Using the material below, copy every line where "ylabel" appears.

▸ Records for this exercise
** BEGIN **

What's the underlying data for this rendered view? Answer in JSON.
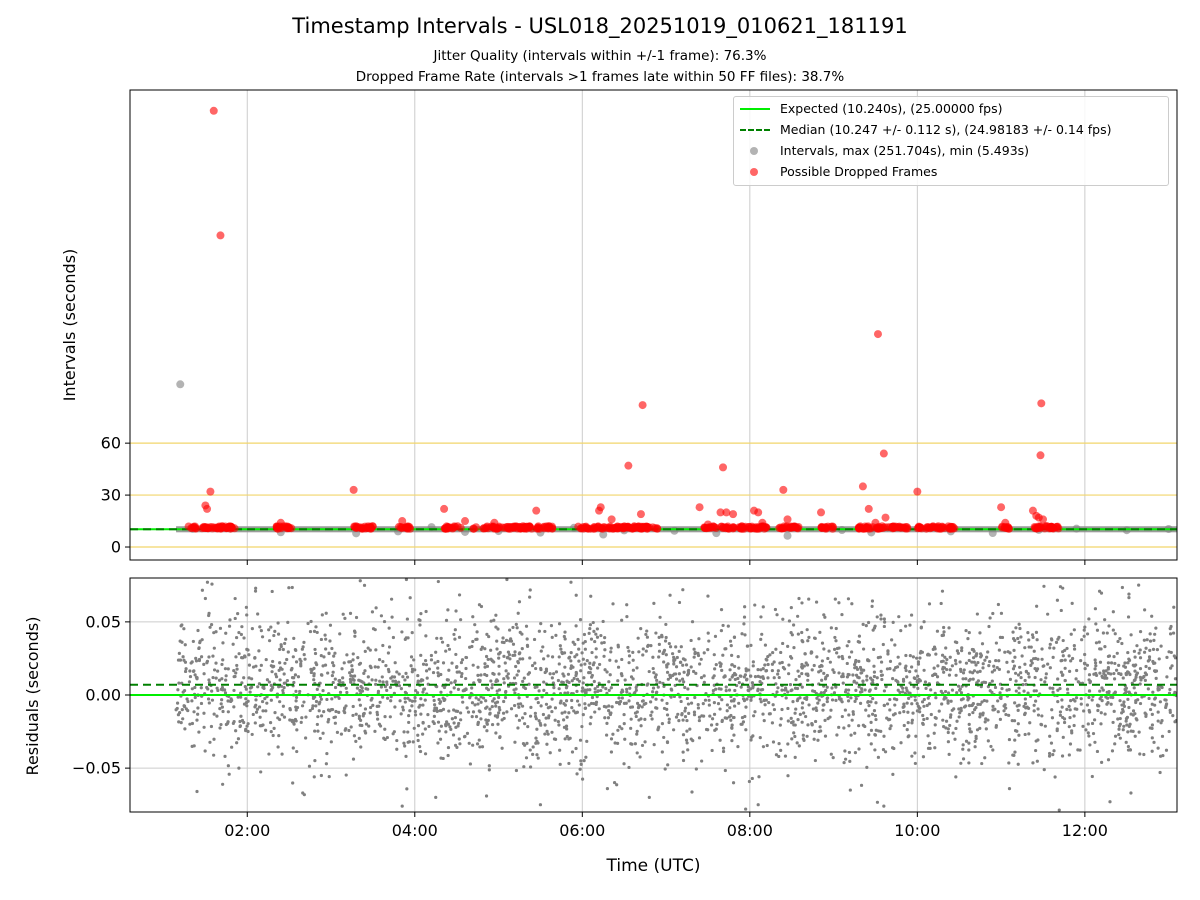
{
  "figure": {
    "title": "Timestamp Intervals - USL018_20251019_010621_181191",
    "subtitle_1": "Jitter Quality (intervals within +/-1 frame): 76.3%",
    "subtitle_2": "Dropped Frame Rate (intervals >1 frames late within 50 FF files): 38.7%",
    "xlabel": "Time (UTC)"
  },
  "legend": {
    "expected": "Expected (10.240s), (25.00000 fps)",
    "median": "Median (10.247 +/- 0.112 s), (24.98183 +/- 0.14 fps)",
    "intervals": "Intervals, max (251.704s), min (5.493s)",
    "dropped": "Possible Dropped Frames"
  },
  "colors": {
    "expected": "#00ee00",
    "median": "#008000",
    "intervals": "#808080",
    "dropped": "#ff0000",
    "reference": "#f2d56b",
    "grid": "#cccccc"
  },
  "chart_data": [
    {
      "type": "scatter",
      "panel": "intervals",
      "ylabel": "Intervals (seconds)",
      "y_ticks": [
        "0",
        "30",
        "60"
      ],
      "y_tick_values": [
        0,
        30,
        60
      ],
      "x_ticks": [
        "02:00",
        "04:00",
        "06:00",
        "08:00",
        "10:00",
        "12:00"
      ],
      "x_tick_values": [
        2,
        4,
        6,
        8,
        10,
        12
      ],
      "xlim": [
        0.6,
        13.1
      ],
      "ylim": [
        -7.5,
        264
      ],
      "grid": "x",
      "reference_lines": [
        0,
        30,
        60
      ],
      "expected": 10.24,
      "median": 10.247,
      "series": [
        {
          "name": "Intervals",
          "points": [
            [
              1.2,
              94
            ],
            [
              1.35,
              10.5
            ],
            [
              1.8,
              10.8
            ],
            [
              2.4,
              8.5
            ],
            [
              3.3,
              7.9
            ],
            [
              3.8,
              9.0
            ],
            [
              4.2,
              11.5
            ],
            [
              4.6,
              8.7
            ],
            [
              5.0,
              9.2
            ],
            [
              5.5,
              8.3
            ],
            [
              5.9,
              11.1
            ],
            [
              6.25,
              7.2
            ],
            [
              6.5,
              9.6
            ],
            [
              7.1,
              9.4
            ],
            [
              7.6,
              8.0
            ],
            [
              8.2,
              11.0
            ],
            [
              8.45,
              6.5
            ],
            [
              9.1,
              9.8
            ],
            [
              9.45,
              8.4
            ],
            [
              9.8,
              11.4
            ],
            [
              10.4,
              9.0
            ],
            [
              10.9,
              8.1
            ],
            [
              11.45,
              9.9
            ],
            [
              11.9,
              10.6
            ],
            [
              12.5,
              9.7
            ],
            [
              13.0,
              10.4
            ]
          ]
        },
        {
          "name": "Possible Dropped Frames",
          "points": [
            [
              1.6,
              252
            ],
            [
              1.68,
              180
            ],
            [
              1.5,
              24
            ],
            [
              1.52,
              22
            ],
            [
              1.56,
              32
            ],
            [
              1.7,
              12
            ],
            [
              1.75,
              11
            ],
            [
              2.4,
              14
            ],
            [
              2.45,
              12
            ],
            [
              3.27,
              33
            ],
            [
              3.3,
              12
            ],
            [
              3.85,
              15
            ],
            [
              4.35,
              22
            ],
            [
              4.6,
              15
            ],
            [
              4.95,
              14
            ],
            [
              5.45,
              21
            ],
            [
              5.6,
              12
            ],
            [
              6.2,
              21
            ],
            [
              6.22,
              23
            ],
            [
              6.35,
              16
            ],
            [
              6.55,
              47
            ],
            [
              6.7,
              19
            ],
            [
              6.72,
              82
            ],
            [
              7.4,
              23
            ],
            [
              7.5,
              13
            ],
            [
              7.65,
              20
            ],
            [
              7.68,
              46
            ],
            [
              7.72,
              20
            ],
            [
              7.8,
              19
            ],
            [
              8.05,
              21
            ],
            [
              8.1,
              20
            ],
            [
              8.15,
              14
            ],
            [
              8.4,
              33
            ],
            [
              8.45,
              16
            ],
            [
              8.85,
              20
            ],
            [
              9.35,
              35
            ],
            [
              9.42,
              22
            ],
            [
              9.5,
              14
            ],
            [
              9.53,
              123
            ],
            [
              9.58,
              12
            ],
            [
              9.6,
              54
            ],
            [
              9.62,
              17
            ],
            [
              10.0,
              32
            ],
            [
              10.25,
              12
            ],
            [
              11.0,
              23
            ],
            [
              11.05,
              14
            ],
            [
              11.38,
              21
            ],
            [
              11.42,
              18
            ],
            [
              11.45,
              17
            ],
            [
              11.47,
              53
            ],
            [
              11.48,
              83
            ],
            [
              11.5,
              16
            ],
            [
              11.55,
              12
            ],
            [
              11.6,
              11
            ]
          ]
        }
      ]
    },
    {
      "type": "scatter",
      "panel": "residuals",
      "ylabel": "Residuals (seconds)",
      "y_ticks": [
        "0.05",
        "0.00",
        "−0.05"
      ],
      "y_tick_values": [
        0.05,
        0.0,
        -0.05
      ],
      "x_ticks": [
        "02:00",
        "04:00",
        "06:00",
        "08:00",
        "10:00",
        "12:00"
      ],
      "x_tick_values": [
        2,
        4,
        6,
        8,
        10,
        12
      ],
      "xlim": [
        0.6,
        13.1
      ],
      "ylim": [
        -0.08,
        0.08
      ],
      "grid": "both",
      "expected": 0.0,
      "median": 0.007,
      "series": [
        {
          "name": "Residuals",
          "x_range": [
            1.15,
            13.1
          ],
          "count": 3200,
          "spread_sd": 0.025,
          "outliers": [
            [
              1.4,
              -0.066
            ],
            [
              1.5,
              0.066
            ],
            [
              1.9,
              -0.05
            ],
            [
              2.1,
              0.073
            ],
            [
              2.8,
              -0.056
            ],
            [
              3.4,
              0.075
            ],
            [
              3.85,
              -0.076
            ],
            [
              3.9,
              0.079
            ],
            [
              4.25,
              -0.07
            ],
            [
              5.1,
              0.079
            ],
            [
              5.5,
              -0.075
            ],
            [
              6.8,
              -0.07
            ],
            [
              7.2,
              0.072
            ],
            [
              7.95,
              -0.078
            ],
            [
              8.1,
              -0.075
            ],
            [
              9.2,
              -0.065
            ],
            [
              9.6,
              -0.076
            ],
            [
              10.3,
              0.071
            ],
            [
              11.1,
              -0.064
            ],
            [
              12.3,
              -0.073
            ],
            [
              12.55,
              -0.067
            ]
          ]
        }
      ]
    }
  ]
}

** END **

▸ Result for this exercise
      "ylabel": "Intervals (seconds)",
      "ylabel": "Residuals (seconds)",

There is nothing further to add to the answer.